■ What is being asked:
Supply the number of lines in the data below that hold "bounding", and let that number be the whole answer.

■ Stored data:
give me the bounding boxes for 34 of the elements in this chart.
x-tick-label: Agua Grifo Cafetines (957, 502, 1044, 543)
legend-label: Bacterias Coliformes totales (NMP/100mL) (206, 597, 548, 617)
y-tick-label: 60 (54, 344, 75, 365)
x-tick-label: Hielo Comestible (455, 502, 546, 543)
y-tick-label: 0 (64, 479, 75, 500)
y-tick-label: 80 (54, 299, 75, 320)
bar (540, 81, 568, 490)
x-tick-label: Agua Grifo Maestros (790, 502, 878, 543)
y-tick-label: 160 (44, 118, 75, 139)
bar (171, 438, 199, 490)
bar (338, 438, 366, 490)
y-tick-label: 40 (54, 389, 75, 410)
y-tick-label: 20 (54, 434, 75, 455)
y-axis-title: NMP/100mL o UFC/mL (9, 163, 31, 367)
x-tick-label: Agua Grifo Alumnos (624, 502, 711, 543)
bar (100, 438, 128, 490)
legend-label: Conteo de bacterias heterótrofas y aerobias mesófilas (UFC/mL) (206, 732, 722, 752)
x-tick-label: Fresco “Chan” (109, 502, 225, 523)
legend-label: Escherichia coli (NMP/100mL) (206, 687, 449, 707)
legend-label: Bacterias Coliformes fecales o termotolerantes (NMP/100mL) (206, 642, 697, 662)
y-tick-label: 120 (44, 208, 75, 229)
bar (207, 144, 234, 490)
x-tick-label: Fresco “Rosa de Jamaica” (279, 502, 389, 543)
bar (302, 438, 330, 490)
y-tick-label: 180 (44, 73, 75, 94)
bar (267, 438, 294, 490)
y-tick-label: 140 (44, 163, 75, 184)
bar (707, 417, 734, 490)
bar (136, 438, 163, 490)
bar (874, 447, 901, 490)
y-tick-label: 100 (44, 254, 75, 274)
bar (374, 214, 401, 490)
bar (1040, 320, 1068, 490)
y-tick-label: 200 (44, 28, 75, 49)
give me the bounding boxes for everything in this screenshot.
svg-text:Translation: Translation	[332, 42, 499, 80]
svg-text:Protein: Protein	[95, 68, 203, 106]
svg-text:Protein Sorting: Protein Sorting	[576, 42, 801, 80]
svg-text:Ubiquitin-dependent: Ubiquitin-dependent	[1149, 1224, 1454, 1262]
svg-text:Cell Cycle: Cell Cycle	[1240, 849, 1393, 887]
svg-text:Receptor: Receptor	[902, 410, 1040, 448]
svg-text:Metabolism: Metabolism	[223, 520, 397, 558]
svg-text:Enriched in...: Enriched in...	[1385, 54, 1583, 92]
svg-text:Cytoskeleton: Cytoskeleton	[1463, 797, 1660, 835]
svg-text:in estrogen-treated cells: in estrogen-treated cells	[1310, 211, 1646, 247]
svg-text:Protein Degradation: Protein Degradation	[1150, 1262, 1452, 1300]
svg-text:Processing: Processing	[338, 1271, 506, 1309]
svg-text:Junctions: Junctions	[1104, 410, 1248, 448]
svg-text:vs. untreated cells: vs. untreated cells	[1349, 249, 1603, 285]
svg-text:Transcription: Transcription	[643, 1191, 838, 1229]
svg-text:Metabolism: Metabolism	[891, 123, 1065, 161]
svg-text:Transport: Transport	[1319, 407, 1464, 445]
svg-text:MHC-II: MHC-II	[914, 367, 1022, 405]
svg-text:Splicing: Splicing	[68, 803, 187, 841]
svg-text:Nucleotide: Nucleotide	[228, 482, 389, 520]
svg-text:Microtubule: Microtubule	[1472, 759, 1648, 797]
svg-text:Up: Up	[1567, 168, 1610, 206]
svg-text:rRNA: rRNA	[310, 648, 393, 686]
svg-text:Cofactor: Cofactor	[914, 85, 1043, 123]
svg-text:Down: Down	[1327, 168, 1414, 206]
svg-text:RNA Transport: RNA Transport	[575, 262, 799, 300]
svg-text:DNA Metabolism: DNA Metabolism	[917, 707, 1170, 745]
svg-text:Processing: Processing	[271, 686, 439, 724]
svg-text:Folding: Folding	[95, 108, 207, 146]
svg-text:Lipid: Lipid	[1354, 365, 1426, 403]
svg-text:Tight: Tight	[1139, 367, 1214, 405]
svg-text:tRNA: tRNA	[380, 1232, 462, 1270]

■ Finished task:
2